* What to do *
Quote all of the data exactly as given. Skip every picture it contains.

* Source data *
• • • • • • •

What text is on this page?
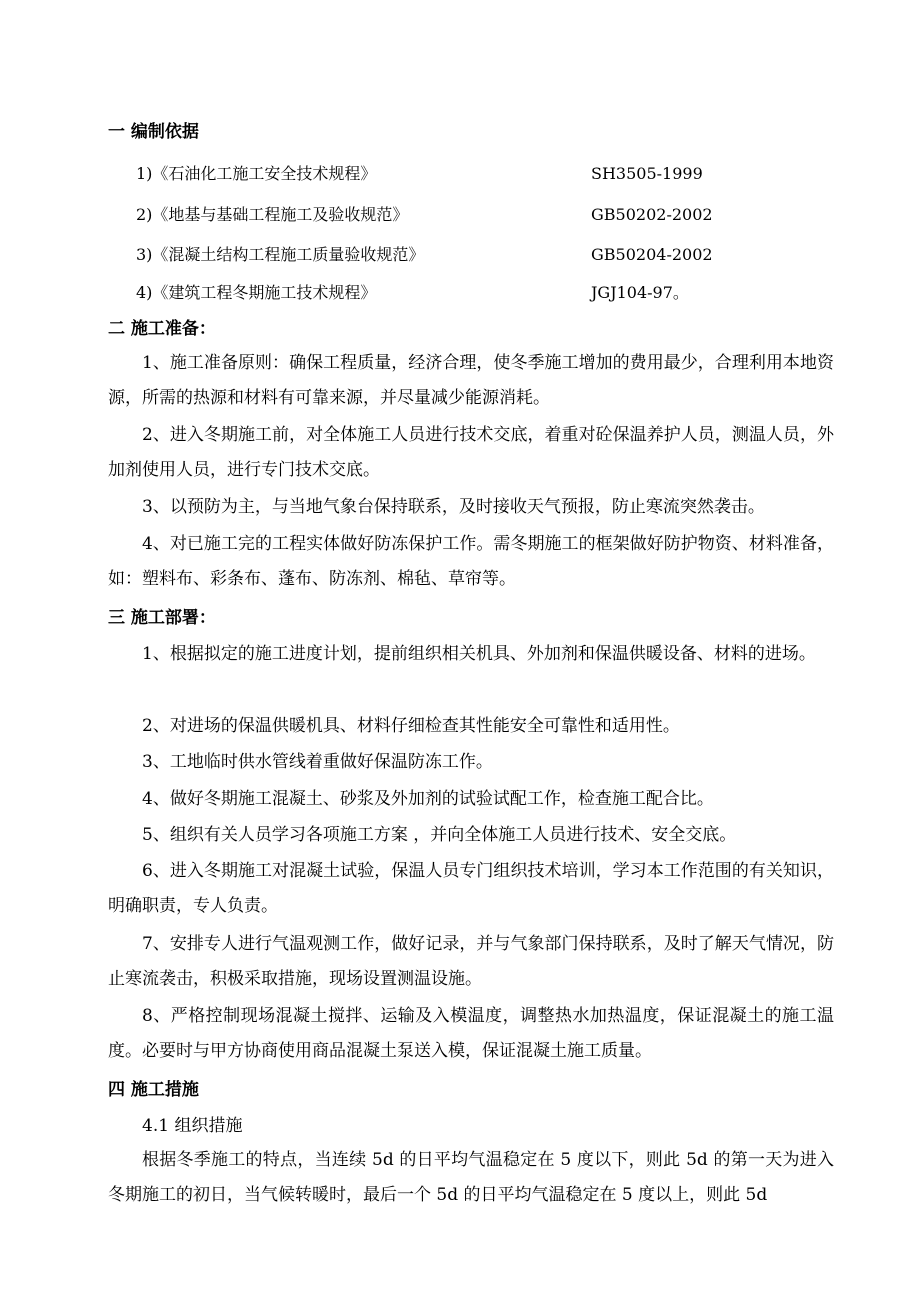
一 编制依据
1)《石油化工施工安全技术规程》	SH3505-1999
2)《地基与基础工程施工及验收规范》	GB50202-2002
3)《混凝土结构工程施工质量验收规范》	GB50204-2002
4)《建筑工程冬期施工技术规程》	JGJ104-97。
二 施工准备：

1、施工准备原则：确保工程质量，经济合理，使冬季施工增加的费用最少，合理利用本地资源，所需的热源和材料有可靠来源，并尽量减少能源消耗。

2、进入冬期施工前，对全体施工人员进行技术交底，着重对砼保温养护人员，测温人员，外加剂使用人员，进行专门技术交底。

3、以预防为主，与当地气象台保持联系，及时接收天气预报，防止寒流突然袭击。

4、对已施工完的工程实体做好防冻保护工作。需冬期施工的框架做好防护物资、材料准备，如：塑料布、彩条布、蓬布、防冻剂、棉毡、草帘等。

三 施工部署：

1、根据拟定的施工进度计划，提前组织相关机具、外加剂和保温供暖设备、材料的进场。

2、对进场的保温供暖机具、材料仔细检查其性能安全可靠性和适用性。

3、工地临时供水管线着重做好保温防冻工作。

4、做好冬期施工混凝土、砂浆及外加剂的试验试配工作，检查施工配合比。

5、组织有关人员学习各项施工方案 ，并向全体施工人员进行技术、安全交底。

6、进入冬期施工对混凝土试验，保温人员专门组织技术培训，学习本工作范围的有关知识，明确职责，专人负责。

7、安排专人进行气温观测工作，做好记录，并与气象部门保持联系，及时了解天气情况，防止寒流袭击，积极采取措施，现场设置测温设施。

8、严格控制现场混凝土搅拌、运输及入模温度，调整热水加热温度，保证混凝土的施工温度。必要时与甲方协商使用商品混凝土泵送入模，保证混凝土施工质量。

四 施工措施
4.1 组织措施

根据冬季施工的特点，当连续 5d 的日平均气温稳定在 5 度以下，则此 5d 的第一天为进入冬期施工的初日，当气候转暖时，最后一个 5d 的日平均气温稳定在 5 度以上，则此 5d
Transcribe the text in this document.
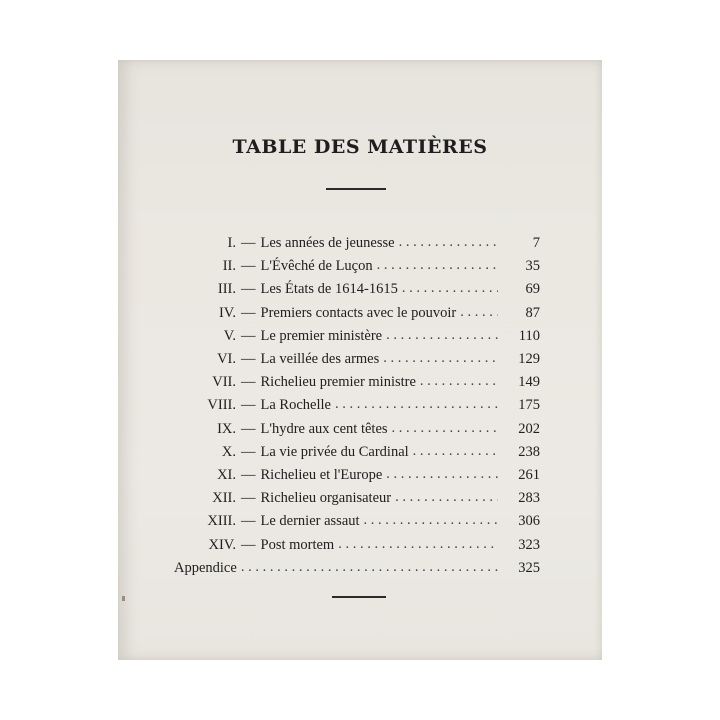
TABLE DES MATIÈRES
I. — Les années de jeunesse . . .	7
II. — L'Évêché de Luçon . . .	35
III. — Les États de 1614-1615 . . .	69
IV. — Premiers contacts avec le pouvoir . . .	87
V. — Le premier ministère . . .	110
VI. — La veillée des armes . . .	129
VII. — Richelieu premier ministre . . .	149
VIII. — La Rochelle . . .	175
IX. — L'hydre aux cent têtes . . .	202
X. — La vie privée du Cardinal . . .	238
XI. — Richelieu et l'Europe . . .	261
XII. — Richelieu organisateur . . .	283
XIII. — Le dernier assaut . . .	306
XIV. — Post mortem . . .	323
Appendice . . .	325
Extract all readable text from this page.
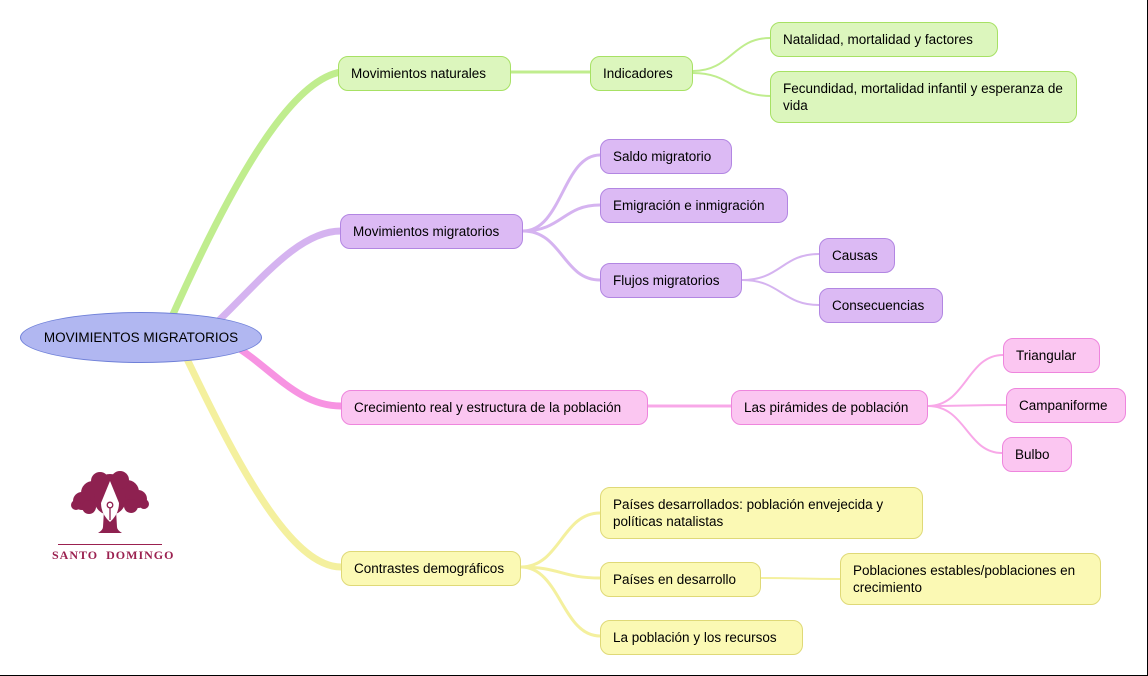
MOVIMIENTOS MIGRATORIOS
Movimientos naturales	Indicadores
Natalidad, mortalidad y factores
Fecundidad, mortalidad infantil y esperanza de vida
Movimientos migratorios
Saldo migratorio
Emigración e inmigración
Flujos migratorios
Causas
Consecuencias
Crecimiento real y estructura de la población	Las pirámides de población
Triangular
Campaniforme
Bulbo
Contrastes demográficos
Países desarrollados: población envejecida y políticas natalistas
Países en desarrollo
Poblaciones estables/poblaciones en crecimiento
La población y los recursos
SANTO DOMINGO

• • • • • • •

* Written response *
What text is on this page?
一 编制依据
1)《石油化工施工安全技术规程》	SH3505-1999
2)《地基与基础工程施工及验收规范》	GB50202-2002
3)《混凝土结构工程施工质量验收规范》	GB50204-2002
4)《建筑工程冬期施工技术规程》	JGJ104-97。
二 施工准备：

1、施工准备原则：确保工程质量，经济合理，使冬季施工增加的费用最少，合理利用本地资源，所需的热源和材料有可靠来源，并尽量减少能源消耗。

2、进入冬期施工前，对全体施工人员进行技术交底，着重对砼保温养护人员，测温人员，外加剂使用人员，进行专门技术交底。

3、以预防为主，与当地气象台保持联系，及时接收天气预报，防止寒流突然袭击。

4、对已施工完的工程实体做好防冻保护工作。需冬期施工的框架做好防护物资、材料准备，如：塑料布、彩条布、蓬布、防冻剂、棉毡、草帘等。

三 施工部署：

1、根据拟定的施工进度计划，提前组织相关机具、外加剂和保温供暖设备、材料的进场。

2、对进场的保温供暖机具、材料仔细检查其性能安全可靠性和适用性。

3、工地临时供水管线着重做好保温防冻工作。

4、做好冬期施工混凝土、砂浆及外加剂的试验试配工作，检查施工配合比。

5、组织有关人员学习各项施工方案 ，并向全体施工人员进行技术、安全交底。

6、进入冬期施工对混凝土试验，保温人员专门组织技术培训，学习本工作范围的有关知识，明确职责，专人负责。

7、安排专人进行气温观测工作，做好记录，并与气象部门保持联系，及时了解天气情况，防止寒流袭击，积极采取措施，现场设置测温设施。

8、严格控制现场混凝土搅拌、运输及入模温度，调整热水加热温度，保证混凝土的施工温度。必要时与甲方协商使用商品混凝土泵送入模，保证混凝土施工质量。

四 施工措施
4.1 组织措施

根据冬季施工的特点，当连续 5d 的日平均气温稳定在 5 度以下，则此 5d 的第一天为进入冬期施工的初日，当气候转暖时，最后一个 5d 的日平均气温稳定在 5 度以上，则此 5d
Transcribe the text in this document.
TABLE DES MATIÈRES
I. — Les années de jeunesse . . .	7
II. — L'Évêché de Luçon . . .	35
III. — Les États de 1614-1615 . . .	69
IV. — Premiers contacts avec le pouvoir . . .	87
V. — Le premier ministère . . .	110
VI. — La veillée des armes . . .	129
VII. — Richelieu premier ministre . . .	149
VIII. — La Rochelle . . .	175
IX. — L'hydre aux cent têtes . . .	202
X. — La vie privée du Cardinal . . .	238
XI. — Richelieu et l'Europe . . .	261
XII. — Richelieu organisateur . . .	283
XIII. — Le dernier assaut . . .	306
XIV. — Post mortem . . .	323
Appendice . . .	325
Extract all readable text from this page.
MOVIMIENTOS MIGRATORIOS
Movimientos naturales	Indicadores
Natalidad, mortalidad y factores
Fecundidad, mortalidad infantil y esperanza de vida
Movimientos migratorios
Saldo migratorio
Emigración e inmigración
Flujos migratorios
Causas
Consecuencias
Crecimiento real y estructura de la población	Las pirámides de población
Triangular
Campaniforme
Bulbo
Contrastes demográficos
Países desarrollados: población envejecida y políticas natalistas
Países en desarrollo
Poblaciones estables/poblaciones en crecimiento
La población y los recursos
SANTO DOMINGO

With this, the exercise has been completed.